TASK TO COMPLETE: Repeat the records in full, exactly.

MATERIAL SHOWN:
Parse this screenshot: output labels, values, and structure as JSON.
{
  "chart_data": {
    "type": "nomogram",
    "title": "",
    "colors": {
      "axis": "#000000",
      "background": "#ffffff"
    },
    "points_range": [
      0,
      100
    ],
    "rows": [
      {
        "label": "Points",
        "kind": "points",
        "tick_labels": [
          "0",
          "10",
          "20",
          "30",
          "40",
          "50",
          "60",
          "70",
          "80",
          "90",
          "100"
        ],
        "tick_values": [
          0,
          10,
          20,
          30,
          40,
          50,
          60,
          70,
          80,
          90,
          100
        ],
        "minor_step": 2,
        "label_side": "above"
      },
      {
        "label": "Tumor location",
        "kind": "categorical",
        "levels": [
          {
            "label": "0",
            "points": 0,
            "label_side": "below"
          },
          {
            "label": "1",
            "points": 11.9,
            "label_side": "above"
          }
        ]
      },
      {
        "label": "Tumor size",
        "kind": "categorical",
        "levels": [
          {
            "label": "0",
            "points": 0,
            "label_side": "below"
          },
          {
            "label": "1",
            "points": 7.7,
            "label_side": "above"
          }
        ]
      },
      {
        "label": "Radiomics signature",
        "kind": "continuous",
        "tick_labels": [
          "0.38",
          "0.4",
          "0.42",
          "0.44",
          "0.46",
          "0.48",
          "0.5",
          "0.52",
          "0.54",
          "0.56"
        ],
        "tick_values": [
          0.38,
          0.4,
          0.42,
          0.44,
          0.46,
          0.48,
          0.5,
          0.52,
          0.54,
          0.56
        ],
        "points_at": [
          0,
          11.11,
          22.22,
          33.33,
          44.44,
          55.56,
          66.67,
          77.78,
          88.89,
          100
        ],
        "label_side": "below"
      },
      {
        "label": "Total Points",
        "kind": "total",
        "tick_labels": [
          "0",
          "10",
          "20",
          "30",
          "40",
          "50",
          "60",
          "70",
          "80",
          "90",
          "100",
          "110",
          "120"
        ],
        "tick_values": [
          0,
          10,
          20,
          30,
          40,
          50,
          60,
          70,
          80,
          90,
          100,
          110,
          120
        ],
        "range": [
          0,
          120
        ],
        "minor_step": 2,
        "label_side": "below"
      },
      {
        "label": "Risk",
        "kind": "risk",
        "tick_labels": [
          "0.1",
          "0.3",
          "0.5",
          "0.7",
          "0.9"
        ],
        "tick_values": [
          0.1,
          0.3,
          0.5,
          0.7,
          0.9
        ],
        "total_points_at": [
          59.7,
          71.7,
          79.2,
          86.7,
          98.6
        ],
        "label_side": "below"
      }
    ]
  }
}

RESPONSE:
Parse this screenshot: output labels, values, and structure as JSON.
{
  "chart_data": {
    "type": "nomogram",
    "title": "",
    "colors": {
      "axis": "#000000",
      "background": "#ffffff"
    },
    "points_range": [
      0,
      100
    ],
    "rows": [
      {
        "label": "Points",
        "kind": "points",
        "tick_labels": [
          "0",
          "10",
          "20",
          "30",
          "40",
          "50",
          "60",
          "70",
          "80",
          "90",
          "100"
        ],
        "tick_values": [
          0,
          10,
          20,
          30,
          40,
          50,
          60,
          70,
          80,
          90,
          100
        ],
        "minor_step": 2,
        "label_side": "above"
      },
      {
        "label": "Tumor location",
        "kind": "categorical",
        "levels": [
          {
            "label": "0",
            "points": 0,
            "label_side": "below"
          },
          {
            "label": "1",
            "points": 11.9,
            "label_side": "above"
          }
        ]
      },
      {
        "label": "Tumor size",
        "kind": "categorical",
        "levels": [
          {
            "label": "0",
            "points": 0,
            "label_side": "below"
          },
          {
            "label": "1",
            "points": 7.7,
            "label_side": "above"
          }
        ]
      },
      {
        "label": "Radiomics signature",
        "kind": "continuous",
        "tick_labels": [
          "0.38",
          "0.4",
          "0.42",
          "0.44",
          "0.46",
          "0.48",
          "0.5",
          "0.52",
          "0.54",
          "0.56"
        ],
        "tick_values": [
          0.38,
          0.4,
          0.42,
          0.44,
          0.46,
          0.48,
          0.5,
          0.52,
          0.54,
          0.56
        ],
        "points_at": [
          0,
          11.11,
          22.22,
          33.33,
          44.44,
          55.56,
          66.67,
          77.78,
          88.89,
          100
        ],
        "label_side": "below"
      },
      {
        "label": "Total Points",
        "kind": "total",
        "tick_labels": [
          "0",
          "10",
          "20",
          "30",
          "40",
          "50",
          "60",
          "70",
          "80",
          "90",
          "100",
          "110",
          "120"
        ],
        "tick_values": [
          0,
          10,
          20,
          30,
          40,
          50,
          60,
          70,
          80,
          90,
          100,
          110,
          120
        ],
        "range": [
          0,
          120
        ],
        "minor_step": 2,
        "label_side": "below"
      },
      {
        "label": "Risk",
        "kind": "risk",
        "tick_labels": [
          "0.1",
          "0.3",
          "0.5",
          "0.7",
          "0.9"
        ],
        "tick_values": [
          0.1,
          0.3,
          0.5,
          0.7,
          0.9
        ],
        "total_points_at": [
          59.7,
          71.7,
          79.2,
          86.7,
          98.6
        ],
        "label_side": "below"
      }
    ]
  }
}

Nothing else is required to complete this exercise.